---------- Extracted records

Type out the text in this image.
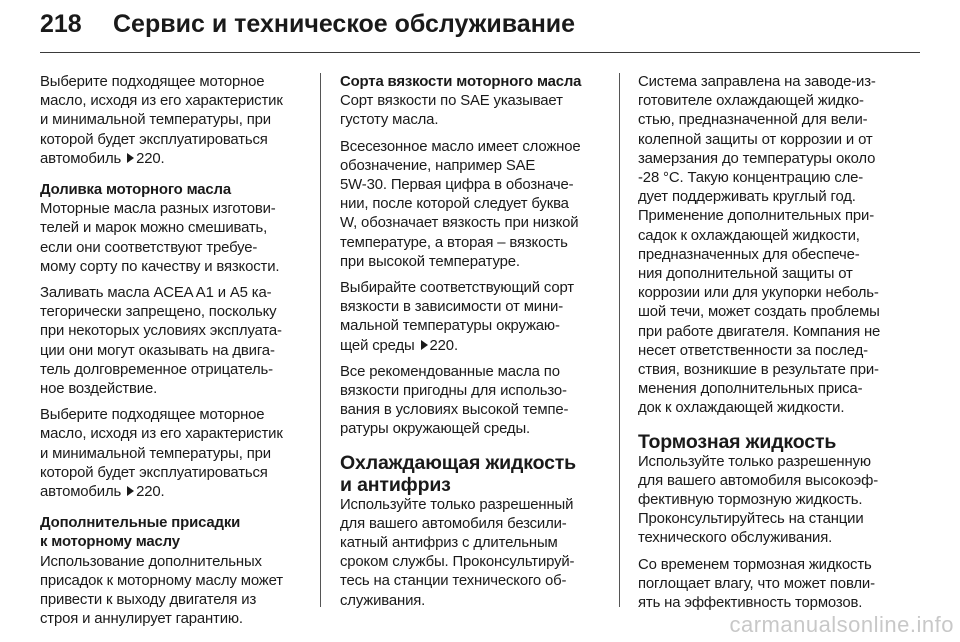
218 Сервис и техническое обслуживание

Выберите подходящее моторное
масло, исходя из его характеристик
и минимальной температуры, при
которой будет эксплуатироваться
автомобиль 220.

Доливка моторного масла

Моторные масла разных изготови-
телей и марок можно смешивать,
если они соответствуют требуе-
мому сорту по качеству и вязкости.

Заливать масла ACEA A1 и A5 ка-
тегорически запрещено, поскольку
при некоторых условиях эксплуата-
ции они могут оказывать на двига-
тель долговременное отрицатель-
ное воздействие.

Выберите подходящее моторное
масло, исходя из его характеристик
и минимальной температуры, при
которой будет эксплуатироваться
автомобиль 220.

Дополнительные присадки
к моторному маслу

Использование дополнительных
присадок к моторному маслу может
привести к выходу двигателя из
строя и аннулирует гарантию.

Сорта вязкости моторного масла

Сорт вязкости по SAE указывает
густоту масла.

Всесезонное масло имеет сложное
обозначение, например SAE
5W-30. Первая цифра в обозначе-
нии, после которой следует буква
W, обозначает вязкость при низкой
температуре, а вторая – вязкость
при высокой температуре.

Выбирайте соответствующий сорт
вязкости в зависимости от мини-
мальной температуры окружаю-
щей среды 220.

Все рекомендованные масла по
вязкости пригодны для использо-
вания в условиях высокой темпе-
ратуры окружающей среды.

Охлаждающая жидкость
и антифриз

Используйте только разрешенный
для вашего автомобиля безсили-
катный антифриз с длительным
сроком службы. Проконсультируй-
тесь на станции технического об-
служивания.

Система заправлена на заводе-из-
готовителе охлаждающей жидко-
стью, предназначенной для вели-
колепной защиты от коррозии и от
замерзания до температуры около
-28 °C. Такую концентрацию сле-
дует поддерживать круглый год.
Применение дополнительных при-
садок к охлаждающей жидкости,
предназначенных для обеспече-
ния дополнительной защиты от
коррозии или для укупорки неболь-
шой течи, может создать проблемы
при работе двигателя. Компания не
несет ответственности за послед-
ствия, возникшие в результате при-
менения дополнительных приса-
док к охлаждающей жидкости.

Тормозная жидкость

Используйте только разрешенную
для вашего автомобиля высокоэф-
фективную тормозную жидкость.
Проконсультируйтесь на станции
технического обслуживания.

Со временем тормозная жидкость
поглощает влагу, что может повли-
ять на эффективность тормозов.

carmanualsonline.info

--------------------
---------- Extracted records

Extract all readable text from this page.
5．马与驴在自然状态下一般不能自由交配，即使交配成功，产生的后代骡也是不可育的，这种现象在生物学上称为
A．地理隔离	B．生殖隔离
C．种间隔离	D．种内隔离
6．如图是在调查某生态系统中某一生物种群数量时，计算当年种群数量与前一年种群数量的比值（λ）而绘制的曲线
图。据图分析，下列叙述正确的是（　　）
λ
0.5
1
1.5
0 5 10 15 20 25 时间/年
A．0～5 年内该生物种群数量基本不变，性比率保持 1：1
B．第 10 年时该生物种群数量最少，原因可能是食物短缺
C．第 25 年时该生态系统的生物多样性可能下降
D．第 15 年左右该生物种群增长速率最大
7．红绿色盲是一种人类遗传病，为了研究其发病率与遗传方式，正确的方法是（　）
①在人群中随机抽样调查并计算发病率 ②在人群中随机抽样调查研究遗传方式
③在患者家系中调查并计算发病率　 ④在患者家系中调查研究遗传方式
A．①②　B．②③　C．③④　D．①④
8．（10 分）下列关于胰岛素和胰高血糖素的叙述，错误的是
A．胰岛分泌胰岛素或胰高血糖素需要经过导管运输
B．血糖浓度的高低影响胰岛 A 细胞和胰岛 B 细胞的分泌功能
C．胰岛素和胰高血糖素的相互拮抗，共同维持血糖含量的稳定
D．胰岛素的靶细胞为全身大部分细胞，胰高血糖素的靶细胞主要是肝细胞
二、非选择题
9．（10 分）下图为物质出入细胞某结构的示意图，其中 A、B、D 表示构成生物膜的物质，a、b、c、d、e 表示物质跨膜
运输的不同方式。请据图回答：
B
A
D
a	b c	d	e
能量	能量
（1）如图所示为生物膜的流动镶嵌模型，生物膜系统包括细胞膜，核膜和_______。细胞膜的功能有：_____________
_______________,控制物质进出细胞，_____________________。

--------------------
---------- Extracted records

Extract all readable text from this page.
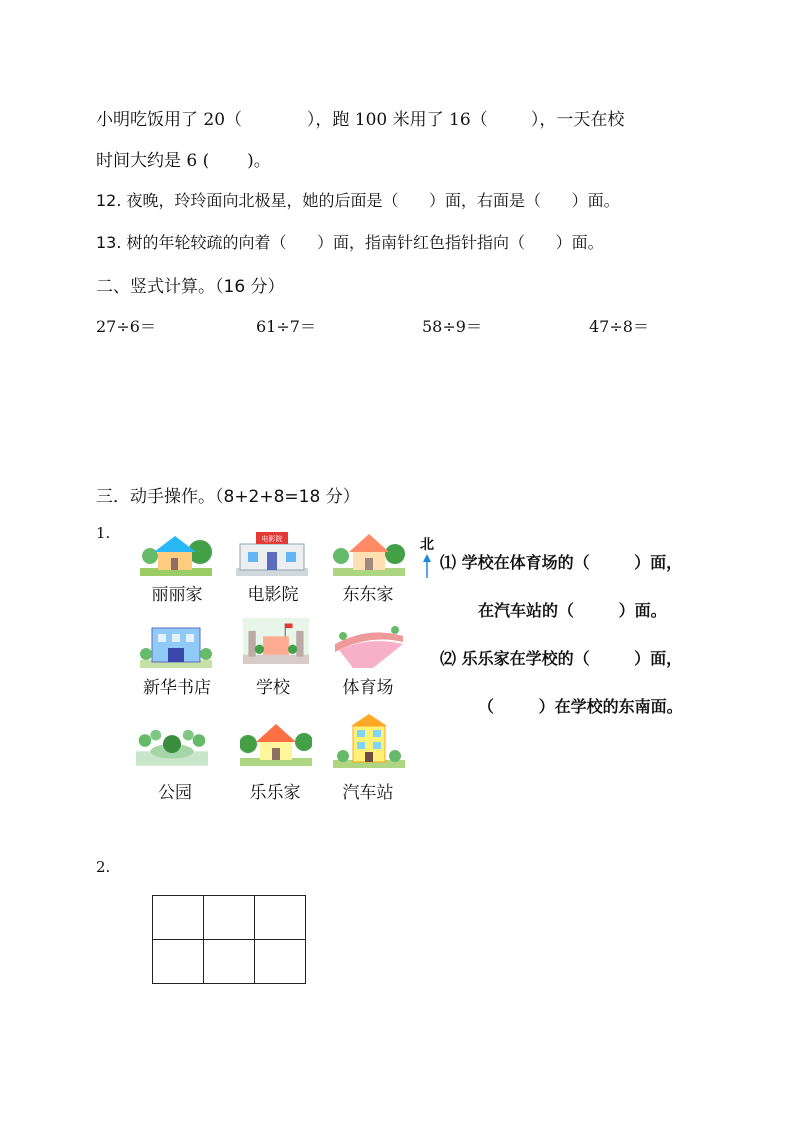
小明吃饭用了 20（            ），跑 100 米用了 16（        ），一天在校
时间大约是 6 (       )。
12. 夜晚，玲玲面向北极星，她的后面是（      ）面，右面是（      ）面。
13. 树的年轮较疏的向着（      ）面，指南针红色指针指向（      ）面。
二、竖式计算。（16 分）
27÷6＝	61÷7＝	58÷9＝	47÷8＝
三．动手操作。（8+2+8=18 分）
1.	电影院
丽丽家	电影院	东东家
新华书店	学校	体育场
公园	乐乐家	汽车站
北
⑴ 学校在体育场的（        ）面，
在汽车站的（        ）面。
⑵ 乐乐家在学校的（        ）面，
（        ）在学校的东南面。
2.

--------------------

__Exercise__
Filter the records above and return every line that holds the word "моторного".

__Complete response__
Доливка моторного масла
Сорта вязкости моторного масла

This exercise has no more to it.